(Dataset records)
-------------------------

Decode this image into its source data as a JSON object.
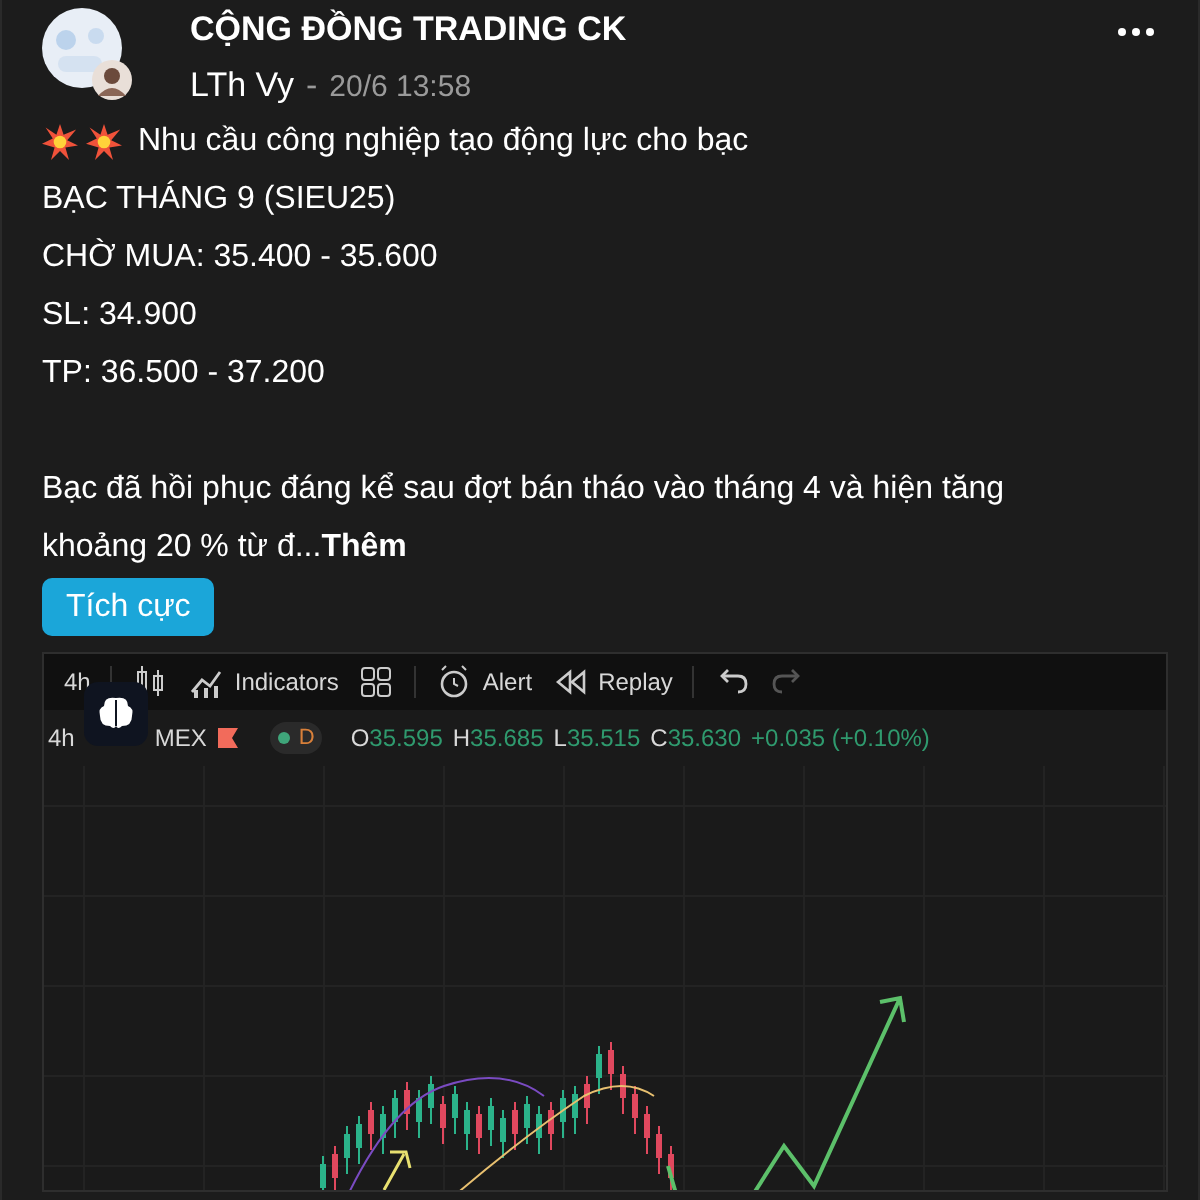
{
  "group": {
    "name": "CỘNG ĐỒNG TRADING CK"
  },
  "post": {
    "author": "LTh Vy",
    "separator": "-",
    "time": "20/6 13:58",
    "lines": [
      {
        "kind": "headline",
        "text": "Nhu cầu công nghiệp tạo động lực cho bạc"
      },
      {
        "kind": "plain",
        "text": "BẠC THÁNG 9 (SIEU25)"
      },
      {
        "kind": "plain",
        "text": "CHỜ MUA: 35.400 - 35.600"
      },
      {
        "kind": "plain",
        "text": "SL: 34.900"
      },
      {
        "kind": "plain",
        "text": "TP: 36.500 - 37.200"
      }
    ],
    "body": "Bạc đã hồi phục đáng kể sau đợt bán tháo vào tháng 4 và hiện tăng khoảng 20 % từ đ...",
    "more": "Thêm",
    "tag": "Tích cực"
  },
  "chart_screenshot": {
    "toolbar": [
      {
        "kind": "text",
        "label": "4h"
      },
      {
        "kind": "candles"
      },
      {
        "kind": "indicators",
        "label": "Indicators"
      },
      {
        "kind": "layouts"
      },
      {
        "kind": "alert",
        "label": "Alert"
      },
      {
        "kind": "replay",
        "label": "Replay"
      },
      {
        "kind": "undo"
      },
      {
        "kind": "redo"
      }
    ],
    "legend": {
      "interval": "4h",
      "symbol": "MEX",
      "badge": "D",
      "values": [
        {
          "key": "O",
          "value": "35.595"
        },
        {
          "key": "H",
          "value": "35.685"
        },
        {
          "key": "L",
          "value": "35.515"
        },
        {
          "key": "C",
          "value": "35.630"
        }
      ],
      "change": "+0.035 (+0.10%)"
    }
  }
}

-------------------------

Task details
Repeat the preceding records precisely, and leave every picture out of the copy.

Solution for this exercise
Decode this image into its source data as a JSON object.
{
  "group": {
    "name": "CỘNG ĐỒNG TRADING CK"
  },
  "post": {
    "author": "LTh Vy",
    "separator": "-",
    "time": "20/6 13:58",
    "lines": [
      {
        "kind": "headline",
        "text": "Nhu cầu công nghiệp tạo động lực cho bạc"
      },
      {
        "kind": "plain",
        "text": "BẠC THÁNG 9 (SIEU25)"
      },
      {
        "kind": "plain",
        "text": "CHỜ MUA: 35.400 - 35.600"
      },
      {
        "kind": "plain",
        "text": "SL: 34.900"
      },
      {
        "kind": "plain",
        "text": "TP: 36.500 - 37.200"
      }
    ],
    "body": "Bạc đã hồi phục đáng kể sau đợt bán tháo vào tháng 4 và hiện tăng khoảng 20 % từ đ...",
    "more": "Thêm",
    "tag": "Tích cực"
  },
  "chart_screenshot": {
    "toolbar": [
      {
        "kind": "text",
        "label": "4h"
      },
      {
        "kind": "candles"
      },
      {
        "kind": "indicators",
        "label": "Indicators"
      },
      {
        "kind": "layouts"
      },
      {
        "kind": "alert",
        "label": "Alert"
      },
      {
        "kind": "replay",
        "label": "Replay"
      },
      {
        "kind": "undo"
      },
      {
        "kind": "redo"
      }
    ],
    "legend": {
      "interval": "4h",
      "symbol": "MEX",
      "badge": "D",
      "values": [
        {
          "key": "O",
          "value": "35.595"
        },
        {
          "key": "H",
          "value": "35.685"
        },
        {
          "key": "L",
          "value": "35.515"
        },
        {
          "key": "C",
          "value": "35.630"
        }
      ],
      "change": "+0.035 (+0.10%)"
    }
  }
}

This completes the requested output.